» THE PROBLEM
Copy out the entries below precisely; nothing is to be omitted.

» SUPPLIED INFORMATION
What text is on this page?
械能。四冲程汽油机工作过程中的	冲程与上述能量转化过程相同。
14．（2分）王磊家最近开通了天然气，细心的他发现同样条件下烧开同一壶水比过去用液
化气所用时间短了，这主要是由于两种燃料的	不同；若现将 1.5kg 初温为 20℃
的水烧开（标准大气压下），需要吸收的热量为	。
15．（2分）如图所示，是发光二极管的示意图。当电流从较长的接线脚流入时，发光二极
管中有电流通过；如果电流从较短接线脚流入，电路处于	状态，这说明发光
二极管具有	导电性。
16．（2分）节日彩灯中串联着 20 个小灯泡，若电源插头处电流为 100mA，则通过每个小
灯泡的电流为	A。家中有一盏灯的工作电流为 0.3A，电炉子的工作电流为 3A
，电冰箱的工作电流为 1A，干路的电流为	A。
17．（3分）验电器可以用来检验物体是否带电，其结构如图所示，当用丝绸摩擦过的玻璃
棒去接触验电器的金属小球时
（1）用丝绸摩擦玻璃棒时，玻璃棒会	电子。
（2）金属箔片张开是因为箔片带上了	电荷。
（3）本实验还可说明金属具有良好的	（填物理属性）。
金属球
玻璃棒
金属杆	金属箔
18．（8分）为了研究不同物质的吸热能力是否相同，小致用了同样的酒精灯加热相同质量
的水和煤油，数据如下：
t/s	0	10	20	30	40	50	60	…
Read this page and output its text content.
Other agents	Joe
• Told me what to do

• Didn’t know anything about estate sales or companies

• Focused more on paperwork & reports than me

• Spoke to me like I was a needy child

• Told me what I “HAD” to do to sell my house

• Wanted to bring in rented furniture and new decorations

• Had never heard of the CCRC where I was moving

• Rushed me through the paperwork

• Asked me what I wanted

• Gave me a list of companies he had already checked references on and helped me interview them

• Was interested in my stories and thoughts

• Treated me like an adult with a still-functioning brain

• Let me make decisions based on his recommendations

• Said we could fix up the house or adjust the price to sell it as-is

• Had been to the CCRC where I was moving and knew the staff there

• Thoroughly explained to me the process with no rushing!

» EXERCISE RESULT
What text is on this page?
械能。四冲程汽油机工作过程中的	冲程与上述能量转化过程相同。
14．（2分）王磊家最近开通了天然气，细心的他发现同样条件下烧开同一壶水比过去用液
化气所用时间短了，这主要是由于两种燃料的	不同；若现将 1.5kg 初温为 20℃
的水烧开（标准大气压下），需要吸收的热量为	。
15．（2分）如图所示，是发光二极管的示意图。当电流从较长的接线脚流入时，发光二极
管中有电流通过；如果电流从较短接线脚流入，电路处于	状态，这说明发光
二极管具有	导电性。
16．（2分）节日彩灯中串联着 20 个小灯泡，若电源插头处电流为 100mA，则通过每个小
灯泡的电流为	A。家中有一盏灯的工作电流为 0.3A，电炉子的工作电流为 3A
，电冰箱的工作电流为 1A，干路的电流为	A。
17．（3分）验电器可以用来检验物体是否带电，其结构如图所示，当用丝绸摩擦过的玻璃
棒去接触验电器的金属小球时
（1）用丝绸摩擦玻璃棒时，玻璃棒会	电子。
（2）金属箔片张开是因为箔片带上了	电荷。
（3）本实验还可说明金属具有良好的	（填物理属性）。
金属球
玻璃棒
金属杆	金属箔
18．（8分）为了研究不同物质的吸热能力是否相同，小致用了同样的酒精灯加热相同质量
的水和煤油，数据如下：
t/s	0	10	20	30	40	50	60	…
Read this page and output its text content.
Other agents	Joe
• Told me what to do

• Didn’t know anything about estate sales or companies

• Focused more on paperwork & reports than me

• Spoke to me like I was a needy child

• Told me what I “HAD” to do to sell my house

• Wanted to bring in rented furniture and new decorations

• Had never heard of the CCRC where I was moving

• Rushed me through the paperwork

• Asked me what I wanted

• Gave me a list of companies he had already checked references on and helped me interview them

• Was interested in my stories and thoughts

• Treated me like an adult with a still-functioning brain

• Let me make decisions based on his recommendations

• Said we could fix up the house or adjust the price to sell it as-is

• Had been to the CCRC where I was moving and knew the staff there

• Thoroughly explained to me the process with no rushing!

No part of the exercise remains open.